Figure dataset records
++++++

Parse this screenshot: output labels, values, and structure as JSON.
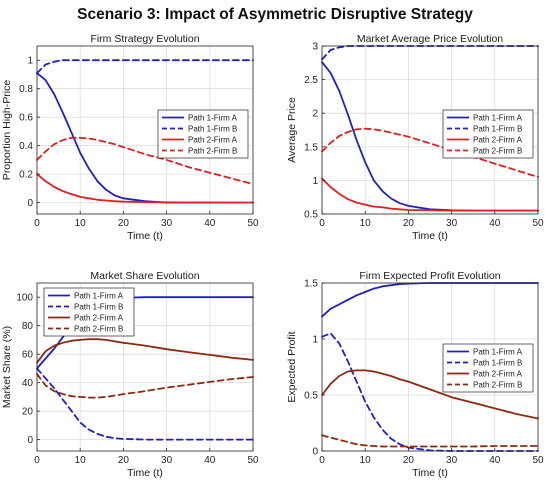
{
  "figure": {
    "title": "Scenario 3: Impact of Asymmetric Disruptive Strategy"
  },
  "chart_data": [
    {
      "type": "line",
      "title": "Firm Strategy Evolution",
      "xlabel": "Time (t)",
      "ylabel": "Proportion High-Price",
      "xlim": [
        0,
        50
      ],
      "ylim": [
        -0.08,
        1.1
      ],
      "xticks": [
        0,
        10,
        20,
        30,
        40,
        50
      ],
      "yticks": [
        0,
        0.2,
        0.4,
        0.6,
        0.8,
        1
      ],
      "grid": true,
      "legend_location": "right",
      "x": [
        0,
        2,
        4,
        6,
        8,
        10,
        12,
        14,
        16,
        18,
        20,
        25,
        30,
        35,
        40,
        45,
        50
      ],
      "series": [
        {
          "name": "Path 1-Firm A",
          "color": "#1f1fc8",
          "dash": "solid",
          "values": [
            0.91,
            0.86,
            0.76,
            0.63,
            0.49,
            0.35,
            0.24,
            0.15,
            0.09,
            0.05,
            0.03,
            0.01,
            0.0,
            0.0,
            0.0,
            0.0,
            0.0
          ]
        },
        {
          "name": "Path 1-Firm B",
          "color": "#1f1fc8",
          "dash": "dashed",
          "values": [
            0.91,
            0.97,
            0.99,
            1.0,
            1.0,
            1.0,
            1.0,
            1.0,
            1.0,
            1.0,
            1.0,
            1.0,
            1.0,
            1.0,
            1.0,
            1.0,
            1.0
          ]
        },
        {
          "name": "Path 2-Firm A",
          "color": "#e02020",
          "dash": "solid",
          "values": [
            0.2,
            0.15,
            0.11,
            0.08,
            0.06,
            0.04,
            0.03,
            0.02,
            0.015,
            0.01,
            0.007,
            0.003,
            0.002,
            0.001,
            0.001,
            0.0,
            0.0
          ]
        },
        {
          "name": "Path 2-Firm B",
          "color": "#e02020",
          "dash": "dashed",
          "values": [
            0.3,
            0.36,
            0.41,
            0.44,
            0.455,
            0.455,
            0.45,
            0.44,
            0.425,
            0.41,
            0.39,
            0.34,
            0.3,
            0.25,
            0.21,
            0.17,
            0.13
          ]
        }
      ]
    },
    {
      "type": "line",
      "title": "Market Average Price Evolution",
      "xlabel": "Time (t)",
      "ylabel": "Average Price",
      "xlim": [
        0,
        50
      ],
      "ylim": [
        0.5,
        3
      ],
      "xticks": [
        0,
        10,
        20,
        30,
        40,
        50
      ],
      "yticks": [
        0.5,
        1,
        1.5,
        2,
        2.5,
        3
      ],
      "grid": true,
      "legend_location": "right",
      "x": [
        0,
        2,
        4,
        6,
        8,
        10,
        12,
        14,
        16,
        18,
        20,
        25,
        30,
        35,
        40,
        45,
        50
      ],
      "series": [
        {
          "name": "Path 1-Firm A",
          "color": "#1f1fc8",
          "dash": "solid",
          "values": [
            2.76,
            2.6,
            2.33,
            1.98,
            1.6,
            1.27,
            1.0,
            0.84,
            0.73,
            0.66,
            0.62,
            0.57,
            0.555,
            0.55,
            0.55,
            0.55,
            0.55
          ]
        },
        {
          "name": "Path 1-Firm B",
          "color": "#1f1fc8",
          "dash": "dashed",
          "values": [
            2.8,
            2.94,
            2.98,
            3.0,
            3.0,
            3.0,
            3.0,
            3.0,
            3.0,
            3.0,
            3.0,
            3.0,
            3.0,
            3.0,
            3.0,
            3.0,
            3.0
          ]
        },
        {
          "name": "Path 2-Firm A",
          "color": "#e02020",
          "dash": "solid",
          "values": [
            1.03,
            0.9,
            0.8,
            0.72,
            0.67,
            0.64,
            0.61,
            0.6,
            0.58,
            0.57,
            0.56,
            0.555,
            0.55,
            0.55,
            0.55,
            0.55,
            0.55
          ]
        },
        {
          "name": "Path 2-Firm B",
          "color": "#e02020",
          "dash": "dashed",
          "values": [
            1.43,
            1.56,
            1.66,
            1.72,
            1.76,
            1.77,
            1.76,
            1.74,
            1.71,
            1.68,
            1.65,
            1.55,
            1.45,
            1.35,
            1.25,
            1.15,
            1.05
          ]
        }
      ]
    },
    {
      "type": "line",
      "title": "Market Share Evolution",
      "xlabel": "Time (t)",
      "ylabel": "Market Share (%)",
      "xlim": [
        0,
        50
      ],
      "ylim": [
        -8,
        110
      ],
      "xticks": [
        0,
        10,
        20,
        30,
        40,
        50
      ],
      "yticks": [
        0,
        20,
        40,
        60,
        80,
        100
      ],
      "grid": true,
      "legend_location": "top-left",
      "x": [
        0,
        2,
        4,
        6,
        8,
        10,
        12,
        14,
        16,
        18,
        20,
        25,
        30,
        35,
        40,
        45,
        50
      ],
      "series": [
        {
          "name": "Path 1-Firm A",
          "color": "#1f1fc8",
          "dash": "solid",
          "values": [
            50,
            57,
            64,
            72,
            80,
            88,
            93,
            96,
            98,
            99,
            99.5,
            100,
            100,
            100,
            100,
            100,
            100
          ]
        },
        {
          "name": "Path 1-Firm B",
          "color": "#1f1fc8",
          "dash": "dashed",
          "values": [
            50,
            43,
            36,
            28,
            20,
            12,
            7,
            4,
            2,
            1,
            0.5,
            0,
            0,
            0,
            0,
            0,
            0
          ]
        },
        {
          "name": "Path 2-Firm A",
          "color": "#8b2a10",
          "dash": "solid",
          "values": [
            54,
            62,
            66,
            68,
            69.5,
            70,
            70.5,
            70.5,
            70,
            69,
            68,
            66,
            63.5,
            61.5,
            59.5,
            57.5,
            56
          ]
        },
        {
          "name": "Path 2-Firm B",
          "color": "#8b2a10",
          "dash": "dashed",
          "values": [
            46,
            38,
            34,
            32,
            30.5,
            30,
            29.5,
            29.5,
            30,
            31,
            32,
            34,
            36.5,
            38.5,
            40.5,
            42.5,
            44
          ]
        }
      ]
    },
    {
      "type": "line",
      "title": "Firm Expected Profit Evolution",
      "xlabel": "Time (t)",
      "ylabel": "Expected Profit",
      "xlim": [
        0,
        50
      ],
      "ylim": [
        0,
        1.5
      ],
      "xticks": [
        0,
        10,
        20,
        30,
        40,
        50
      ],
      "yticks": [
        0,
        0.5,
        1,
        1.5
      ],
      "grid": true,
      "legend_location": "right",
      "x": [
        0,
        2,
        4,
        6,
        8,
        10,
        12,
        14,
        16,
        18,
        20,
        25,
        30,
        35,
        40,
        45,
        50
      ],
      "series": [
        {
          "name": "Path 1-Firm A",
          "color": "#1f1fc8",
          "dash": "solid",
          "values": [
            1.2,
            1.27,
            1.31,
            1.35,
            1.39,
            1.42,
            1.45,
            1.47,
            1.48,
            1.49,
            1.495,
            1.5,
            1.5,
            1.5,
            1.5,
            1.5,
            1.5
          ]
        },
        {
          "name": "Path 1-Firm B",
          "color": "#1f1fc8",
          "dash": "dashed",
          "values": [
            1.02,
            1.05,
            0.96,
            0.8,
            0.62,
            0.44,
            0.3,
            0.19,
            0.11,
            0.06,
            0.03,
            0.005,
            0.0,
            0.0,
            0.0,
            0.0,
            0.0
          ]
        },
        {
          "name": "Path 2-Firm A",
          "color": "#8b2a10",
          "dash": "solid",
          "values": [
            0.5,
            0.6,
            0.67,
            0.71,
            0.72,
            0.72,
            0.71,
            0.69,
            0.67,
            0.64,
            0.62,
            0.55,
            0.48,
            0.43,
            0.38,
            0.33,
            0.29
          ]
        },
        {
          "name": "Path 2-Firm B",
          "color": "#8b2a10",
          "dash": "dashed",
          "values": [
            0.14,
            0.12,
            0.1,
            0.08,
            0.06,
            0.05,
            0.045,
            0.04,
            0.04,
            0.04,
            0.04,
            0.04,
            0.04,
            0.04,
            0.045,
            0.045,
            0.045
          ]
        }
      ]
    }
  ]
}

++++++

- _TASK REQUIREMENTS_
State the number of lines in the data that include the string "Share", and add nothing else.

- _ANSWER TO THE EXERCISE_
2